**PASSAGE**.
Retail, offices and light industrial uses are all possibilities, mayor says. There will be no residential
VKA sandown 189.jpg
North Saanich Mayor Alice Finall stands in front of a sign that spells change for North Saanich's Sandown Park, years after the horse-racing track on the site closed.

With horse racing long gone from North Saanich’s Sandown Park, plans to move forward with the 39-hectare site are beginning to fall into place.

A new offer by the owners, the Vancouver-based Randall family, and development group Omicron that includes covering close to $700,000 to remediate the property has gained unanimous approval from North Saanich councillors.

“That really is the main change to the earlier proposal,” said North Saanich Mayor Alice Finall.

Since the track closed several years ago, the council has considered various plans for the land, most recently in April 2012. Finall said the owners’ new offer includes paying for the necessary drainage, both to and from the property.

As well, the Sandown proposal calls for 33.6 hectares to be transferred to District of North Saanich ownership.

“They will retain and will have rezoning for commercial development of [4.85 hectares],” Finall said. “There will be no residential.”

Retail, offices and light industrial uses are all possibilities, she said. Residential use was considered for a time.

**DATASET**.

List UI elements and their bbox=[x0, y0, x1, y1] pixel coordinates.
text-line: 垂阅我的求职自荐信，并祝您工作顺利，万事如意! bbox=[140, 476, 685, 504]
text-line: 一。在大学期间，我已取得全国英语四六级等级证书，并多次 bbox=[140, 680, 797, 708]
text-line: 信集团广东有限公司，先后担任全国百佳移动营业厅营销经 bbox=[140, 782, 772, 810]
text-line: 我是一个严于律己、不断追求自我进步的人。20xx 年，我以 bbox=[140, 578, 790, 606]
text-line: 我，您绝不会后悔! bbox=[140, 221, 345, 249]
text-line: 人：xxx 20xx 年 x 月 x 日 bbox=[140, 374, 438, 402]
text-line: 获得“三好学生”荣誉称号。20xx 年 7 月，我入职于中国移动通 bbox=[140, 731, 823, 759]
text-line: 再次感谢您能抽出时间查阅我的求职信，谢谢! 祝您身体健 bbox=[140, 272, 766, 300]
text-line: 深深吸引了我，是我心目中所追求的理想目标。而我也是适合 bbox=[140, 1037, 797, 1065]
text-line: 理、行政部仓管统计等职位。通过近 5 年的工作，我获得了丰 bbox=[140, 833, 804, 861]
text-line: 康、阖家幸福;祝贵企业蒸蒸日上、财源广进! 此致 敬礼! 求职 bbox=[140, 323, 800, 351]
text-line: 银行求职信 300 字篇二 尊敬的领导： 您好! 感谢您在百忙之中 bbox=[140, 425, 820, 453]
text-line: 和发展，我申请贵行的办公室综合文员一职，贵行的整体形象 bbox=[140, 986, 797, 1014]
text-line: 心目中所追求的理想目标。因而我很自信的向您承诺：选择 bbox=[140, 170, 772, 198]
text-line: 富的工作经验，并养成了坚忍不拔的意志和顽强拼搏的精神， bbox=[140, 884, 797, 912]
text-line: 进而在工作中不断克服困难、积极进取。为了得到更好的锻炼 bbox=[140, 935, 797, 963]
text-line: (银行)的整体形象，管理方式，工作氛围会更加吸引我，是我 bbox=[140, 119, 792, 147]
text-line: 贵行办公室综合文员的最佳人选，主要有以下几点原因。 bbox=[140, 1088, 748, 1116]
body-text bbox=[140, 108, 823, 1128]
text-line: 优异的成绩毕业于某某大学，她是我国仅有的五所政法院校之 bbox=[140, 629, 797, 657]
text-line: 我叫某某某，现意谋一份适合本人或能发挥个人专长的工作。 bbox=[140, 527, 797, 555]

**TASK REQUIREMENTS**. Can you reproduce the Sandown Park article above in full, word for word?

**TASK OUTPUT**.
Retail, offices and light industrial uses are all possibilities, mayor says. There will be no residential
VKA sandown 189.jpg
North Saanich Mayor Alice Finall stands in front of a sign that spells change for North Saanich's Sandown Park, years after the horse-racing track on the site closed.

With horse racing long gone from North Saanich’s Sandown Park, plans to move forward with the 39-hectare site are beginning to fall into place.

A new offer by the owners, the Vancouver-based Randall family, and development group Omicron that includes covering close to $700,000 to remediate the property has gained unanimous approval from North Saanich councillors.

“That really is the main change to the earlier proposal,” said North Saanich Mayor Alice Finall.

Since the track closed several years ago, the council has considered various plans for the land, most recently in April 2012. Finall said the owners’ new offer includes paying for the necessary drainage, both to and from the property.

As well, the Sandown proposal calls for 33.6 hectares to be transferred to District of North Saanich ownership.

“They will retain and will have rezoning for commercial development of [4.85 hectares],” Finall said. “There will be no residential.”

Retail, offices and light industrial uses are all possibilities, she said. Residential use was considered for a time.